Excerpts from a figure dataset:

○ ○ ○ ○ ○ ○ ○

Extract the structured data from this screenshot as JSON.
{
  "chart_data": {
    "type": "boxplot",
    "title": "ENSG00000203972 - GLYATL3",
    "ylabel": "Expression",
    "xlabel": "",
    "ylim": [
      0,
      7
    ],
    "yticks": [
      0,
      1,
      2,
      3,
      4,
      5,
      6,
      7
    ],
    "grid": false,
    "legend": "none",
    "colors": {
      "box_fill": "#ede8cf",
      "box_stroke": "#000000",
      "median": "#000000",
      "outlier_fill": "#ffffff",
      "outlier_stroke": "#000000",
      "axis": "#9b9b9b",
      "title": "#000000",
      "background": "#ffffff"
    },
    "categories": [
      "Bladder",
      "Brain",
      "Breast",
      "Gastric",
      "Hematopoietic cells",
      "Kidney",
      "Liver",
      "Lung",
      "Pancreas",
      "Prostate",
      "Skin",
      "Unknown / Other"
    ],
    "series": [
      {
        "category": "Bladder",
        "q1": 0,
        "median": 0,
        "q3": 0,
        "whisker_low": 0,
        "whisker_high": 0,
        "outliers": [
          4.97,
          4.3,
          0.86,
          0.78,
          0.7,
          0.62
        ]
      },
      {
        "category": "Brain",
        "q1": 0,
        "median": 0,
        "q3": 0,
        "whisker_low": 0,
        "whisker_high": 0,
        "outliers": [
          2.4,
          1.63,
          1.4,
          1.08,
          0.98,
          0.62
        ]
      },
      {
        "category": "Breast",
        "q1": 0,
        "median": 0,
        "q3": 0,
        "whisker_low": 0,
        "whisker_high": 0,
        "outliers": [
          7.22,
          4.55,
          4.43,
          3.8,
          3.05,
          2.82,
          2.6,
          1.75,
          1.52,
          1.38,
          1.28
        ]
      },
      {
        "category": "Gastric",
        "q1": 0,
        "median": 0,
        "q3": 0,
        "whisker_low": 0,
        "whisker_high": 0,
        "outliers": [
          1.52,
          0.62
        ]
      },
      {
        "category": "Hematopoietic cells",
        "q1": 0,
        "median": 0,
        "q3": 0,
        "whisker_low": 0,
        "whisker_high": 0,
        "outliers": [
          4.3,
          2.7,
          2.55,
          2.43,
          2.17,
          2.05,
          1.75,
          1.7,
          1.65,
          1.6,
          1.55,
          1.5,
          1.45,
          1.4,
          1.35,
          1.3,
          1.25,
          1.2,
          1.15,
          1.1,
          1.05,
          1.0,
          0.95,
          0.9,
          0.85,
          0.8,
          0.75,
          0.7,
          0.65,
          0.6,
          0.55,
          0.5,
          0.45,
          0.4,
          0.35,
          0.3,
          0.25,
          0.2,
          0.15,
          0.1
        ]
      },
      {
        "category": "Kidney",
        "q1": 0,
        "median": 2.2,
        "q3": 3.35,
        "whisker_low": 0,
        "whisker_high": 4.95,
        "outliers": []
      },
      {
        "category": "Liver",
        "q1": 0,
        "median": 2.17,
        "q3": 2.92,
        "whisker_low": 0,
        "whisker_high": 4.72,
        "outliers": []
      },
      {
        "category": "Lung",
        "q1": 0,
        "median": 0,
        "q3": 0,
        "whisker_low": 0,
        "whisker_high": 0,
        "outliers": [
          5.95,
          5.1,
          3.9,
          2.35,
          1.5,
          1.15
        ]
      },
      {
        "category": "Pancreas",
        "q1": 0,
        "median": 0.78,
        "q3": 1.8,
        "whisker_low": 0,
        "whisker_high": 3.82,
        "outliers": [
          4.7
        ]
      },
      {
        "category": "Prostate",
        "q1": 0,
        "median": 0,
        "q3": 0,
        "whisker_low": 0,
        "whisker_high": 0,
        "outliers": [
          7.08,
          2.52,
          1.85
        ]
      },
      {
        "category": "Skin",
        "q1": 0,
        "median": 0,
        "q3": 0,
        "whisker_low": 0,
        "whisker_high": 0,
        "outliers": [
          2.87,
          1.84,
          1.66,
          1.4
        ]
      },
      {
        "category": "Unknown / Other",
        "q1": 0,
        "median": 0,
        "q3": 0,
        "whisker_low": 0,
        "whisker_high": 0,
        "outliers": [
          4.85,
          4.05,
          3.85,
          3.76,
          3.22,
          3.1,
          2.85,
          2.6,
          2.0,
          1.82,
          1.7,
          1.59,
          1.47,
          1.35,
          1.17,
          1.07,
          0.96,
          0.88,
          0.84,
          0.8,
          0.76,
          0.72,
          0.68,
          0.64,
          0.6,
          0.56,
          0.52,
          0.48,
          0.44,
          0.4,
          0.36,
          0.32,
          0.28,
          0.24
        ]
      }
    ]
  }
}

○ ○ ○ ○ ○ ○ ○

# WHAT TO PRODUCE
The answer must be every line from the records above that contains the word "ffffff", copied out.

# OUTPUT FOR THIS TASK
      "outlier_fill": "#ffffff",
      "background": "#ffffff"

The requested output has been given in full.